TASK TO CARRY OUT:
Track down every line below that holds "BatchNorm" and copy it.

Items from a figure collection:
════════════════
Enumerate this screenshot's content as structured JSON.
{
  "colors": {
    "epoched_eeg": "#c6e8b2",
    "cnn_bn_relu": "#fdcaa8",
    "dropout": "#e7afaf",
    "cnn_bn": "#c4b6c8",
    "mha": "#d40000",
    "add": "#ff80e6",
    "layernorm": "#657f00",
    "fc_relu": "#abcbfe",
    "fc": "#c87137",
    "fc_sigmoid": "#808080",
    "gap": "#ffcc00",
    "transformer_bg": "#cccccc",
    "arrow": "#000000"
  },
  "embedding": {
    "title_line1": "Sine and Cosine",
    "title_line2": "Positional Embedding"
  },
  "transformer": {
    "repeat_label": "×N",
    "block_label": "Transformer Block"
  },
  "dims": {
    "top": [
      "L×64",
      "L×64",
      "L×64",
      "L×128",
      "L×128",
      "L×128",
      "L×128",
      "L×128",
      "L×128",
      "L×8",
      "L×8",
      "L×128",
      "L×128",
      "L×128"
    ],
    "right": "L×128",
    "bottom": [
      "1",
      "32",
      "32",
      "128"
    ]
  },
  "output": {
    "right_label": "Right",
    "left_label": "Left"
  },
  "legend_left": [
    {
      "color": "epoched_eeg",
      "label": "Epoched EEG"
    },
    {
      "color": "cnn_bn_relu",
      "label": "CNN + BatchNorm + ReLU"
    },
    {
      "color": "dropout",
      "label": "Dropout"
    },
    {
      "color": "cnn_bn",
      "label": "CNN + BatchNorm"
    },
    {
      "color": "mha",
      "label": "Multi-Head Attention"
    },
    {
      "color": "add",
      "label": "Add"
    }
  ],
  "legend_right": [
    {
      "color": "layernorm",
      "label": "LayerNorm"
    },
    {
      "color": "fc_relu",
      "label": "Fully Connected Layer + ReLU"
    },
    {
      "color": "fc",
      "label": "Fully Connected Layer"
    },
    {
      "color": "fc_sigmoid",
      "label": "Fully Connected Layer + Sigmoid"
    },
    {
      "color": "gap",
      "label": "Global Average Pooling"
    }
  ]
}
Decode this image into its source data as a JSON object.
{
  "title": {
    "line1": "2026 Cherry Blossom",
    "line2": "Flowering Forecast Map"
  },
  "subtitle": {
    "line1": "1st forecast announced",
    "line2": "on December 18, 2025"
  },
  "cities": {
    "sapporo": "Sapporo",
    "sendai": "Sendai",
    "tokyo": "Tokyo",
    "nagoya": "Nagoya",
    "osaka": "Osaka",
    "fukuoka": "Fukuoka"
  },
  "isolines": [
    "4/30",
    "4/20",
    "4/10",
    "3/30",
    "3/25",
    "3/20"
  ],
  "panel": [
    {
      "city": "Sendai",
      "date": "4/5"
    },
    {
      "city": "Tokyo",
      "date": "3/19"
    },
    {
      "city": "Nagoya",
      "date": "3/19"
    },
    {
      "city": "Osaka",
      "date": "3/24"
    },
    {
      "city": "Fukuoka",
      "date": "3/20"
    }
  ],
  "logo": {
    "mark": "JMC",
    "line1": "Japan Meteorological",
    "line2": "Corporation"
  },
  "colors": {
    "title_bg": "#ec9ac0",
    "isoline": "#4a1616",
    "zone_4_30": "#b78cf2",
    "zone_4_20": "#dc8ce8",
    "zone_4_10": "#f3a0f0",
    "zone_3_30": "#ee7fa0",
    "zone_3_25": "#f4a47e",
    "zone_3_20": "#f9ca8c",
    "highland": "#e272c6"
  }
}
════════════════
ANSWER TO THE PROBLEM:
      "label": "CNN + BatchNorm + ReLU"
      "label": "CNN + BatchNorm"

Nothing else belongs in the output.